| Task goal |
Tally every line of the listing where the string "Padronizada" is found, and state the total alone.

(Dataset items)
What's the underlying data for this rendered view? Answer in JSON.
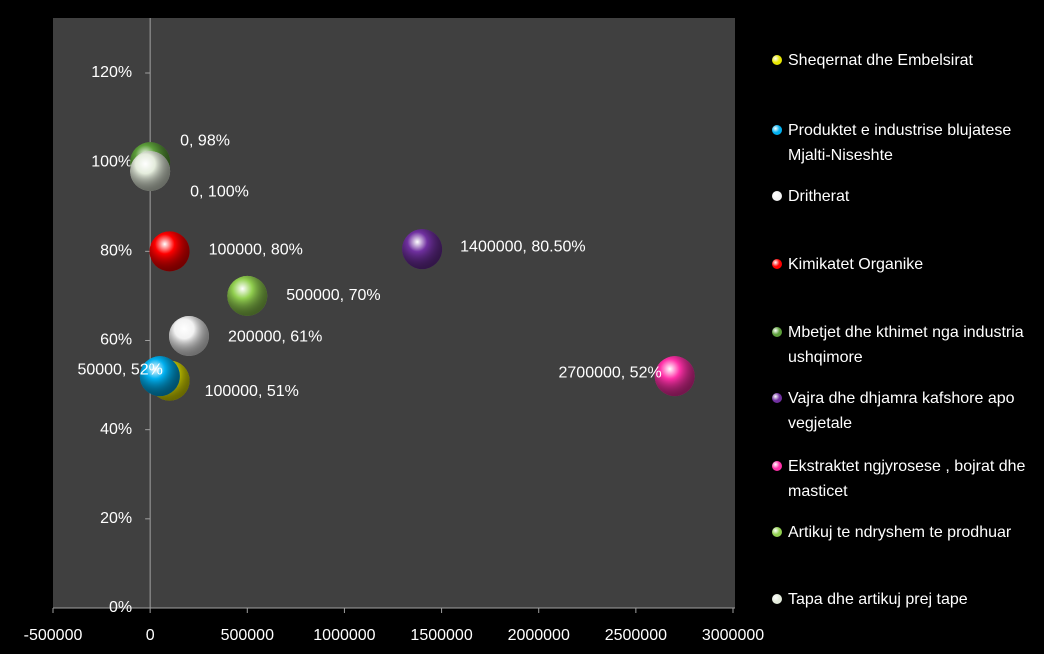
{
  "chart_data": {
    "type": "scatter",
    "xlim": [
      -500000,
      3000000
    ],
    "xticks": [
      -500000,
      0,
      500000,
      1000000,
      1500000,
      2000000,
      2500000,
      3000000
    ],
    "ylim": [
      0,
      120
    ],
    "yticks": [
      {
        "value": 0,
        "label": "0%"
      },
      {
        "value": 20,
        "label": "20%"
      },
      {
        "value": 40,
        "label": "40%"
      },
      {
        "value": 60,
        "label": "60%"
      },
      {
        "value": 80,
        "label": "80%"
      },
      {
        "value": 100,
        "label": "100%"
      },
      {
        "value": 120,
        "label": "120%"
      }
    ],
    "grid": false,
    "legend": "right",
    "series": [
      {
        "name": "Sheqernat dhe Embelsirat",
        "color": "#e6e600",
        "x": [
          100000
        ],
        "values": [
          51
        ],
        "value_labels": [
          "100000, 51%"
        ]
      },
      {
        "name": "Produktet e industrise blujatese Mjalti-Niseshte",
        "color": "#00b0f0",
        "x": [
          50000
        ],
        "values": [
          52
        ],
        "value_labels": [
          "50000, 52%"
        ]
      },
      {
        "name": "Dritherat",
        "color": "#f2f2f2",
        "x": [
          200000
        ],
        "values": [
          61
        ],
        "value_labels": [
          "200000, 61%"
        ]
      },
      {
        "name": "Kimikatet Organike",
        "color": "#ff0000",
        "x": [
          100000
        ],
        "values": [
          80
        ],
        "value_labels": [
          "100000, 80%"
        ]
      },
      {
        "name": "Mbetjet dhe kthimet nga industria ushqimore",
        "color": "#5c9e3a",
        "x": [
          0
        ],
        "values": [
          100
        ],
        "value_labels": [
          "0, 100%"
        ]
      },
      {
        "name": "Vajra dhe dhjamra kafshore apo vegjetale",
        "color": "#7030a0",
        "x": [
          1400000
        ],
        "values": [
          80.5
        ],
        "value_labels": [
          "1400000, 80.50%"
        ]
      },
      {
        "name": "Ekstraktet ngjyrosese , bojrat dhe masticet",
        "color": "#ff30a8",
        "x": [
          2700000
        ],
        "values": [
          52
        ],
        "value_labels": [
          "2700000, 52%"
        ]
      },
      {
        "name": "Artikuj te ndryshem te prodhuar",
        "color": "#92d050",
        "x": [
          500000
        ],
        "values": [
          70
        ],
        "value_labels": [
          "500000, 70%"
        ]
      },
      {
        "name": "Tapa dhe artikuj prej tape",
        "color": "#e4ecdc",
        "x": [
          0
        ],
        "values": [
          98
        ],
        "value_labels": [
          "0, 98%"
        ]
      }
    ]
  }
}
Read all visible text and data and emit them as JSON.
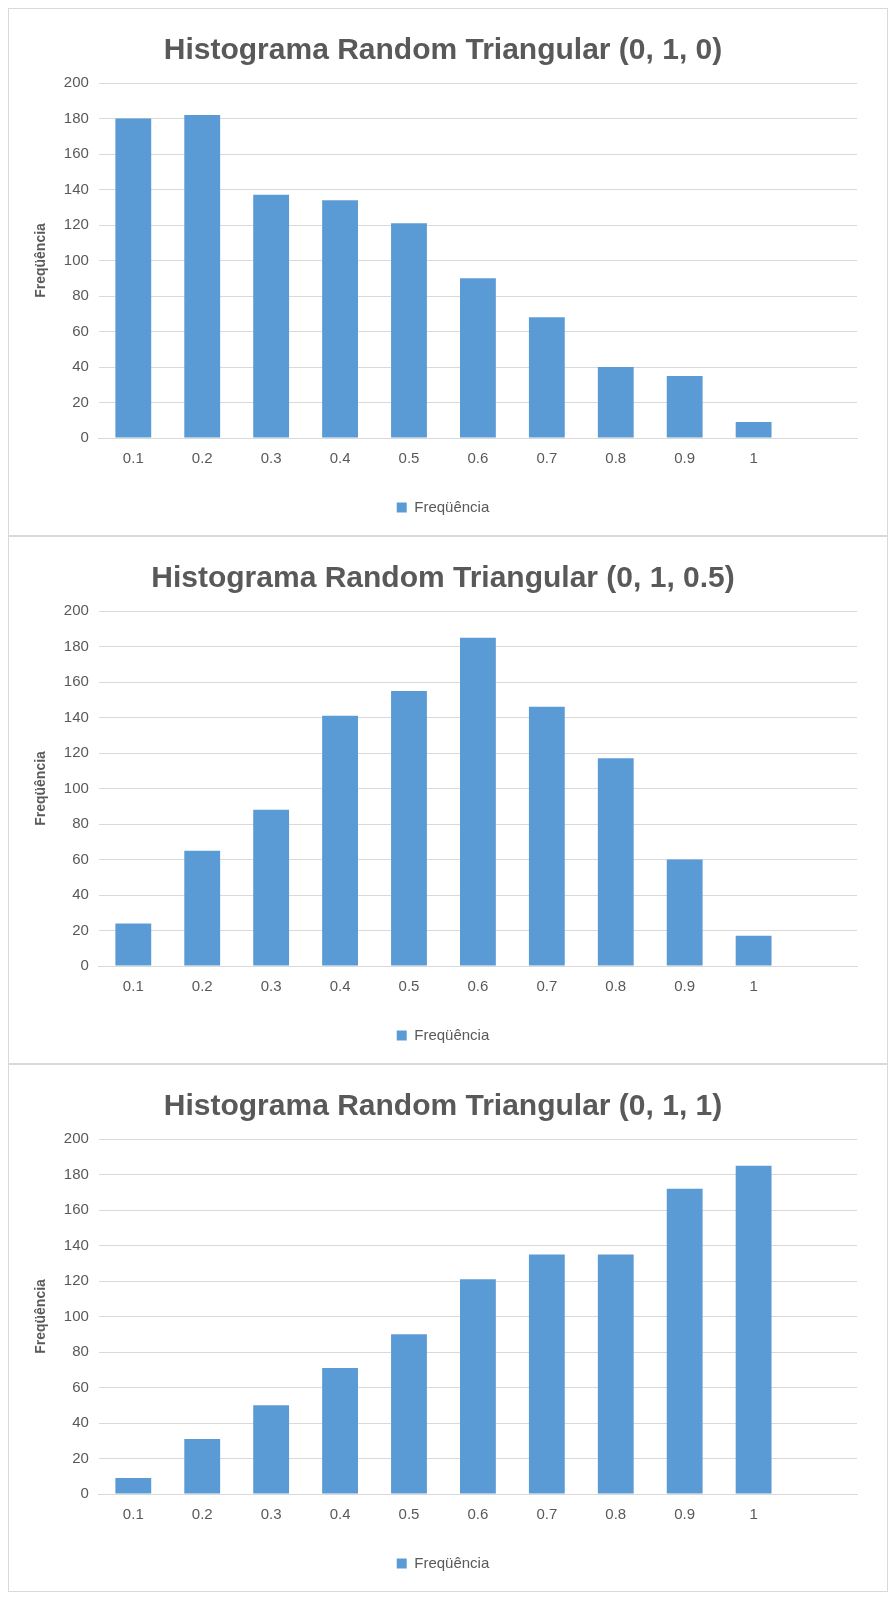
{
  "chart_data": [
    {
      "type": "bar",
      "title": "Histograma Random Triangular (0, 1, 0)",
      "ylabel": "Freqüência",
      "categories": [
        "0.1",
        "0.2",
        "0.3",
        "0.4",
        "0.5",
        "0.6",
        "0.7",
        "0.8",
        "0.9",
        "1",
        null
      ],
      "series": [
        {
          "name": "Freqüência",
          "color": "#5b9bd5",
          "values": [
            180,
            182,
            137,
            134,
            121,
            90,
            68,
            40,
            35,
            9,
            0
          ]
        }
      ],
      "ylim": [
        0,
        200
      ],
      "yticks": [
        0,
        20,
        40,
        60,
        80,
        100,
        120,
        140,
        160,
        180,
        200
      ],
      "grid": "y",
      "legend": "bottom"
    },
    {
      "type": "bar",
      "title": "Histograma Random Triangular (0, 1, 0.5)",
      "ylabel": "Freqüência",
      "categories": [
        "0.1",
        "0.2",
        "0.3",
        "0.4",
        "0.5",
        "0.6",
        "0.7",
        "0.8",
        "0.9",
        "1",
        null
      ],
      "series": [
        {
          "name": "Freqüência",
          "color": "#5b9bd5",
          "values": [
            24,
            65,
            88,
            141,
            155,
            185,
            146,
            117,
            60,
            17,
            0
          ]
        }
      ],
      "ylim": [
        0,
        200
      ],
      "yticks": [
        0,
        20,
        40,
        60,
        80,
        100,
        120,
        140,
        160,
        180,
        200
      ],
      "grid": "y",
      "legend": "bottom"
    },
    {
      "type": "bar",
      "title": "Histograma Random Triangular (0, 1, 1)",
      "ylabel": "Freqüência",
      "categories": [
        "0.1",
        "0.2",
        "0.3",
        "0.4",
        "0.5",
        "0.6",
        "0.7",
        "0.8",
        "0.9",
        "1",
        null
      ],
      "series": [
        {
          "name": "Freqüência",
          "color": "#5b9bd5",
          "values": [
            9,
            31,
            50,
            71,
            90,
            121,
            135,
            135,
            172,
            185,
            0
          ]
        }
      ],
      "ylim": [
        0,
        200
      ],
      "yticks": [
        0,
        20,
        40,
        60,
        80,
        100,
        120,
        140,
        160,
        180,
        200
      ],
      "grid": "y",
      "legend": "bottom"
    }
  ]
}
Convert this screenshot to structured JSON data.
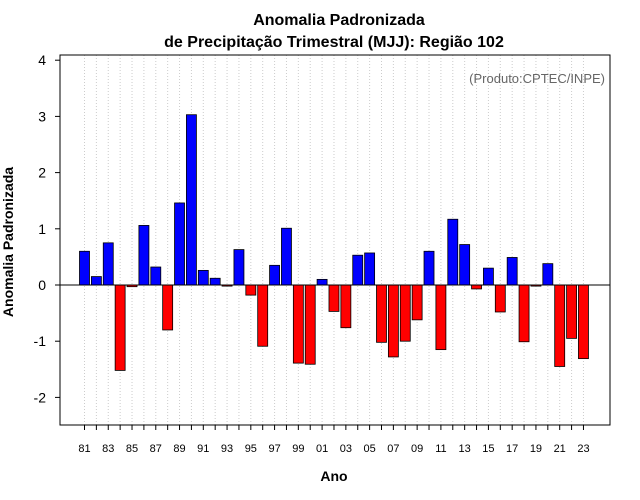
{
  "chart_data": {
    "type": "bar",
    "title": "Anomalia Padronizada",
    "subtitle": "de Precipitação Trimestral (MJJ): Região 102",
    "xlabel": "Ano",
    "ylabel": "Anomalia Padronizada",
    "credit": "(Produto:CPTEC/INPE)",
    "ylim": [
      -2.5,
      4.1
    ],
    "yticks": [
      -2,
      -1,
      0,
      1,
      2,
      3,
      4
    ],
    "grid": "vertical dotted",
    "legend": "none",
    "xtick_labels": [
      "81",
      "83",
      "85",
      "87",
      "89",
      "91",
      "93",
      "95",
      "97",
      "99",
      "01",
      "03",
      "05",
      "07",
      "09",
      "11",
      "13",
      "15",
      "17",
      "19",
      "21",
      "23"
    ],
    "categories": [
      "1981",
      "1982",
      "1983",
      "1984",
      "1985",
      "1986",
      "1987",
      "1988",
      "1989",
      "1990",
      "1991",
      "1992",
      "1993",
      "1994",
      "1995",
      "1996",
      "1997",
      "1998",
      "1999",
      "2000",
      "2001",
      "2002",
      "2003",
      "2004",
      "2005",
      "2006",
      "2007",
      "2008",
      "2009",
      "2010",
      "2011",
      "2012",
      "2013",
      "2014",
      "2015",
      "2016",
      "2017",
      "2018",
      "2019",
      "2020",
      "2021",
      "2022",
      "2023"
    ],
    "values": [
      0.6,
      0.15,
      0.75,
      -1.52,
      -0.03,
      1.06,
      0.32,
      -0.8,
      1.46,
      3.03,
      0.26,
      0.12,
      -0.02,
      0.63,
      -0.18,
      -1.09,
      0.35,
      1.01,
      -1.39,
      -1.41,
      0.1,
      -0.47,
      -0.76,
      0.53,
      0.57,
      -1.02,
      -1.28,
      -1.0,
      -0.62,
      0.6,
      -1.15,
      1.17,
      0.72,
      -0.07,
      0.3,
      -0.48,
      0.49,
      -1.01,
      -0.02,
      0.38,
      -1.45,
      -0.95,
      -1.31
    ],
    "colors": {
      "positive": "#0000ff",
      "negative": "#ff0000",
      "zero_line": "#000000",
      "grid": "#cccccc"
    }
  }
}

| Reply to the task |
2